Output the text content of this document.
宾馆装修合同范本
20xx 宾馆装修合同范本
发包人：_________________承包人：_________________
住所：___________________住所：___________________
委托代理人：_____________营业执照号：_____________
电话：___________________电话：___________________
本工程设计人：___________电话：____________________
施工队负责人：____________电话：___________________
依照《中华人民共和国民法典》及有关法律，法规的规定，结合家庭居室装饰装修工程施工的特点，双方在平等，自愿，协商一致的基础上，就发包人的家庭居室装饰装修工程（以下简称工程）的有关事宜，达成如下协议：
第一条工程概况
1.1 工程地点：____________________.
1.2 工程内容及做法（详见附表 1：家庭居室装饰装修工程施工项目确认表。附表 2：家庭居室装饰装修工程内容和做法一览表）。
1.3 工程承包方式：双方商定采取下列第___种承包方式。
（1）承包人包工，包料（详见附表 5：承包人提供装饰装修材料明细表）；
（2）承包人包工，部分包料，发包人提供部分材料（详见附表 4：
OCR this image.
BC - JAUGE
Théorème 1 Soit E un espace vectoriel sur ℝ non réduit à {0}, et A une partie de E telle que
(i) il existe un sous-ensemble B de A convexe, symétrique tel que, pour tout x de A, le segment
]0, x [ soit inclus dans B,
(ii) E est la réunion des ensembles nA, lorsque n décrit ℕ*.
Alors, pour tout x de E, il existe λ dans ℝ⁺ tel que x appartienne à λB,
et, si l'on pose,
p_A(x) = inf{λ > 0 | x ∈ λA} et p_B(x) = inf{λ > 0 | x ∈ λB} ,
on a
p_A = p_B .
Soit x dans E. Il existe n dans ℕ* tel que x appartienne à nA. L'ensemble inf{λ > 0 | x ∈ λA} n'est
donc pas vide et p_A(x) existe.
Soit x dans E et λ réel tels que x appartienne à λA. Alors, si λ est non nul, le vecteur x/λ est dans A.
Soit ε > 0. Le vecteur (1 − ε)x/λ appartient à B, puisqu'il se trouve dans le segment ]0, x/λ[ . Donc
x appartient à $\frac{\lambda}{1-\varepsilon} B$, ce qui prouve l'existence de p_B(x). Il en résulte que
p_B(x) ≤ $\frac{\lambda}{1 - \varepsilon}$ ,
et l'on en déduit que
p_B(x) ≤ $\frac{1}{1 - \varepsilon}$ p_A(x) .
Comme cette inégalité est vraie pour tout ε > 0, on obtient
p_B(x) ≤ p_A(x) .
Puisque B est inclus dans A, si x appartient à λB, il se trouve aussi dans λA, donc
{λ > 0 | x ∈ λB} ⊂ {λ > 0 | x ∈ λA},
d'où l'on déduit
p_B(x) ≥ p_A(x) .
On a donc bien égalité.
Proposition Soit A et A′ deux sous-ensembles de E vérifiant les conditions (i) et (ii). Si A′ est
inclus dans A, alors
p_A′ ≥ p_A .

═══

EXERCISE BRIEF: Each line above that includes "trouve" should be shown.

THE COMPLETED TASK:
Soit ε > 0. Le vecteur (1 − ε)x/λ appartient à B, puisqu'il se trouve dans le segment ]0, x/λ[ . Donc
Puisque B est inclus dans A, si x appartient à λB, il se trouve aussi dans λA, donc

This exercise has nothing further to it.